TASK INPUT:
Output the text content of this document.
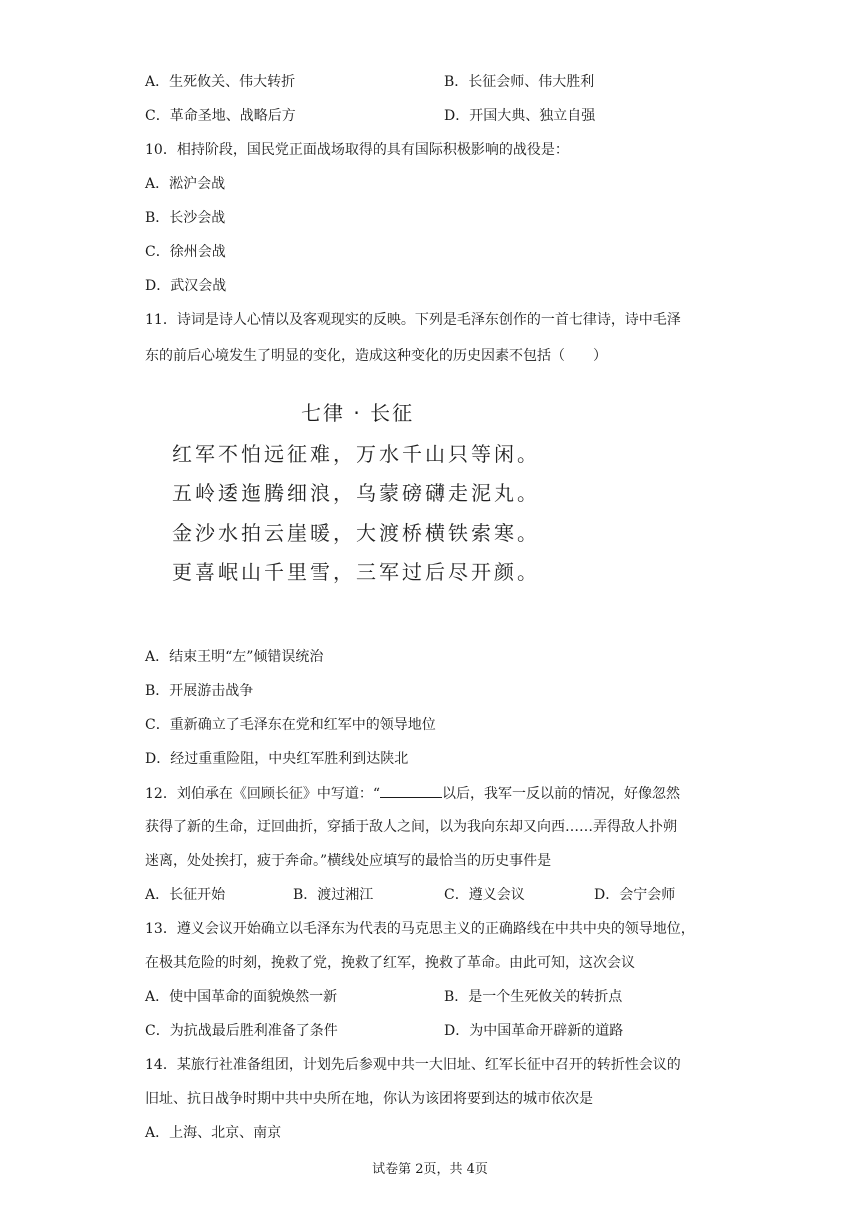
A．生死攸关、伟大转折	B．长征会师、伟大胜利
C．革命圣地、战略后方	D．开国大典、独立自强
10．相持阶段，国民党正面战场取得的具有国际积极影响的战役是：
A．淞沪会战
B．长沙会战
C．徐州会战
D．武汉会战
11．诗词是诗人心情以及客观现实的反映。下列是毛泽东创作的一首七律诗，诗中毛泽
东的前后心境发生了明显的变化，造成这种变化的历史因素不包括（　　）
七律 · 长征
红军不怕远征难，万水千山只等闲。
五岭逶迤腾细浪，乌蒙磅礴走泥丸。
金沙水拍云崖暖，大渡桥横铁索寒。
更喜岷山千里雪，三军过后尽开颜。
A．结束王明“左”倾错误统治
B．开展游击战争
C．重新确立了毛泽东在党和红军中的领导地位
D．经过重重险阻，中央红军胜利到达陕北
12．刘伯承在《回顾长征》中写道：“	以后，我军一反以前的情况，好像忽然
获得了新的生命，迂回曲折，穿插于敌人之间，以为我向东却又向西……弄得敌人扑朔
迷离，处处挨打，疲于奔命。”横线处应填写的最恰当的历史事件是
A．长征开始	B．渡过湘江	C．遵义会议	D．会宁会师
13．遵义会议开始确立以毛泽东为代表的马克思主义的正确路线在中共中央的领导地位，
在极其危险的时刻，挽救了党，挽救了红军，挽救了革命。由此可知，这次会议
A．使中国革命的面貌焕然一新	B．是一个生死攸关的转折点
C．为抗战最后胜利准备了条件	D．为中国革命开辟新的道路
14．某旅行社准备组团，计划先后参观中共一大旧址、红军长征中召开的转折性会议的
旧址、抗日战争时期中共中央所在地，你认为该团将要到达的城市依次是
A．上海、北京、南京
试卷第 2页，共 4页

WORK TO COMPLETE:
Images must not appear in the copy; reproduce everything else in the records verbatim.

THE COMPLETED TASK:
Output the text content of this document.
A．生死攸关、伟大转折	B．长征会师、伟大胜利
C．革命圣地、战略后方	D．开国大典、独立自强
10．相持阶段，国民党正面战场取得的具有国际积极影响的战役是：
A．淞沪会战
B．长沙会战
C．徐州会战
D．武汉会战
11．诗词是诗人心情以及客观现实的反映。下列是毛泽东创作的一首七律诗，诗中毛泽
东的前后心境发生了明显的变化，造成这种变化的历史因素不包括（　　）
七律 · 长征
红军不怕远征难，万水千山只等闲。
五岭逶迤腾细浪，乌蒙磅礴走泥丸。
金沙水拍云崖暖，大渡桥横铁索寒。
更喜岷山千里雪，三军过后尽开颜。
A．结束王明“左”倾错误统治
B．开展游击战争
C．重新确立了毛泽东在党和红军中的领导地位
D．经过重重险阻，中央红军胜利到达陕北
12．刘伯承在《回顾长征》中写道：“	以后，我军一反以前的情况，好像忽然
获得了新的生命，迂回曲折，穿插于敌人之间，以为我向东却又向西……弄得敌人扑朔
迷离，处处挨打，疲于奔命。”横线处应填写的最恰当的历史事件是
A．长征开始	B．渡过湘江	C．遵义会议	D．会宁会师
13．遵义会议开始确立以毛泽东为代表的马克思主义的正确路线在中共中央的领导地位，
在极其危险的时刻，挽救了党，挽救了红军，挽救了革命。由此可知，这次会议
A．使中国革命的面貌焕然一新	B．是一个生死攸关的转折点
C．为抗战最后胜利准备了条件	D．为中国革命开辟新的道路
14．某旅行社准备组团，计划先后参观中共一大旧址、红军长征中召开的转折性会议的
旧址、抗日战争时期中共中央所在地，你认为该团将要到达的城市依次是
A．上海、北京、南京
试卷第 2页，共 4页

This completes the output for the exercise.